▶ [YOUR INSTRUCTIONS] Your task is to write out exactly the lines from the line containing "Give me a plain-text" through the end of the records, inclusive at both ends.

▶ [EXTRACTED DATA]
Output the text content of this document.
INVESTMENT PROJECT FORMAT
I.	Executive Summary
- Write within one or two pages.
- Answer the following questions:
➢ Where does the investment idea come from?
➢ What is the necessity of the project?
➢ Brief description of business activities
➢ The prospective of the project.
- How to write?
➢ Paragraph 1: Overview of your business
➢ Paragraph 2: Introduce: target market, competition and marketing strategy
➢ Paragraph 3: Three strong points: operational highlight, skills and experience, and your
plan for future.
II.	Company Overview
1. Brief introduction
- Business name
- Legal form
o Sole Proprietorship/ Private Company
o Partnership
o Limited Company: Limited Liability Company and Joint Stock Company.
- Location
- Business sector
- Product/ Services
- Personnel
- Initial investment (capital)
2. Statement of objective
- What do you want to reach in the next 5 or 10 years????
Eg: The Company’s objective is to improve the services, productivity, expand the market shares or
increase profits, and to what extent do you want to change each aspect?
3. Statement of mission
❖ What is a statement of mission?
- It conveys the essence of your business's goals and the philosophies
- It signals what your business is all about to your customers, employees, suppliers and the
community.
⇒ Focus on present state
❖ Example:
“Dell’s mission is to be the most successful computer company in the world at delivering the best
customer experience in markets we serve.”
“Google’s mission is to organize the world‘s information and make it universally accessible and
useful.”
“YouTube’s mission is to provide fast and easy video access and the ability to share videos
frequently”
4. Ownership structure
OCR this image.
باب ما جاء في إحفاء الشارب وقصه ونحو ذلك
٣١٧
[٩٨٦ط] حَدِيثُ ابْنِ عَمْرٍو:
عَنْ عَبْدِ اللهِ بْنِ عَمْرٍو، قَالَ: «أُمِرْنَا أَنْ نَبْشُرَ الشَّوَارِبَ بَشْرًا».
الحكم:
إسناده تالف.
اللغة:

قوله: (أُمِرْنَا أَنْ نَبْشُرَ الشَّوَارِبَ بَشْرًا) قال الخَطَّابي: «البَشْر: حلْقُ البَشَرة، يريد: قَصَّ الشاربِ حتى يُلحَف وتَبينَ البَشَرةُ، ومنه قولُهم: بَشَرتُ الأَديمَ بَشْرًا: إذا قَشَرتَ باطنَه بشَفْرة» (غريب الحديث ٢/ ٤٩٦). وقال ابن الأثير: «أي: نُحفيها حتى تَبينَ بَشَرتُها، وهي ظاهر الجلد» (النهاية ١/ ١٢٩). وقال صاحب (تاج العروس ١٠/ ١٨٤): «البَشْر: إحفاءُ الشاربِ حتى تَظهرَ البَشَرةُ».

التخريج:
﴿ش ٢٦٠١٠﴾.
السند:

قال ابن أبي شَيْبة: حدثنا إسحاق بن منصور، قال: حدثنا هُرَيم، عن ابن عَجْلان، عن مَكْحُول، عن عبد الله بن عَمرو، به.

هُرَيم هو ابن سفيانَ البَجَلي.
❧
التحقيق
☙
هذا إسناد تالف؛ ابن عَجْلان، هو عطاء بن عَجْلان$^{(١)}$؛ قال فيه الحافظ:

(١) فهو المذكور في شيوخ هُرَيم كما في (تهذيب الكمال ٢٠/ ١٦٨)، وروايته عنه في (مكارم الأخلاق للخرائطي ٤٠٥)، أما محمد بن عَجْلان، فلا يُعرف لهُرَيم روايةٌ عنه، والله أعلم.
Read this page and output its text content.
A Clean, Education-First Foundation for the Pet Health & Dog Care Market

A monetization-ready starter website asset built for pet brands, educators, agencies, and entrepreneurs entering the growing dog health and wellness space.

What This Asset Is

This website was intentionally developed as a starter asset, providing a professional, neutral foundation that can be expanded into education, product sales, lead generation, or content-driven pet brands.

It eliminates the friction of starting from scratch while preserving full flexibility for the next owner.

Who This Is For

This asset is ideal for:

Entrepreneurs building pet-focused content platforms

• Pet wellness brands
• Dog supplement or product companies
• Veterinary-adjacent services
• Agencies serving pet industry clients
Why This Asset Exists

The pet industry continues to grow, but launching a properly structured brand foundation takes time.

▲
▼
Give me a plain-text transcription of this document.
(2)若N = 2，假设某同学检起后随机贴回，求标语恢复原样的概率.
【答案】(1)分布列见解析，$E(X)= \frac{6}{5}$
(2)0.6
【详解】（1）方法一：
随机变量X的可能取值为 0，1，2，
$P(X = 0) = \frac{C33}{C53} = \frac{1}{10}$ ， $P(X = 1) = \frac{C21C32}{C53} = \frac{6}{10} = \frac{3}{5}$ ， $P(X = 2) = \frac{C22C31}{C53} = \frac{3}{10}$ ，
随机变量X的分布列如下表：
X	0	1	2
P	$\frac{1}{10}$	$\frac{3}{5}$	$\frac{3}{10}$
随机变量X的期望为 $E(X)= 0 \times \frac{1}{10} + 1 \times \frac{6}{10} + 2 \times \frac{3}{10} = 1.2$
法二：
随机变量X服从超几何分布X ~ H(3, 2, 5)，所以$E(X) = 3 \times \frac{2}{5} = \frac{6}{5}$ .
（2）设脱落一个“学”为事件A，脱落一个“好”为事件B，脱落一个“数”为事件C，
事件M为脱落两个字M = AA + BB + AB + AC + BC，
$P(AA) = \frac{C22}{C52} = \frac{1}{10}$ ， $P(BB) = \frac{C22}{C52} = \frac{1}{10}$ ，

▶ [IN RESPONSE]
Give me a plain-text transcription of this document.
(2)若N = 2，假设某同学检起后随机贴回，求标语恢复原样的概率.
【答案】(1)分布列见解析，$E(X)= \frac{6}{5}$
(2)0.6
【详解】（1）方法一：
随机变量X的可能取值为 0，1，2，
$P(X = 0) = \frac{C33}{C53} = \frac{1}{10}$ ， $P(X = 1) = \frac{C21C32}{C53} = \frac{6}{10} = \frac{3}{5}$ ， $P(X = 2) = \frac{C22C31}{C53} = \frac{3}{10}$ ，
随机变量X的分布列如下表：
X	0	1	2
P	$\frac{1}{10}$	$\frac{3}{5}$	$\frac{3}{10}$
随机变量X的期望为 $E(X)= 0 \times \frac{1}{10} + 1 \times \frac{6}{10} + 2 \times \frac{3}{10} = 1.2$
法二：
随机变量X服从超几何分布X ~ H(3, 2, 5)，所以$E(X) = 3 \times \frac{2}{5} = \frac{6}{5}$ .
（2）设脱落一个“学”为事件A，脱落一个“好”为事件B，脱落一个“数”为事件C，
事件M为脱落两个字M = AA + BB + AB + AC + BC，
$P(AA) = \frac{C22}{C52} = \frac{1}{10}$ ， $P(BB) = \frac{C22}{C52} = \frac{1}{10}$ ，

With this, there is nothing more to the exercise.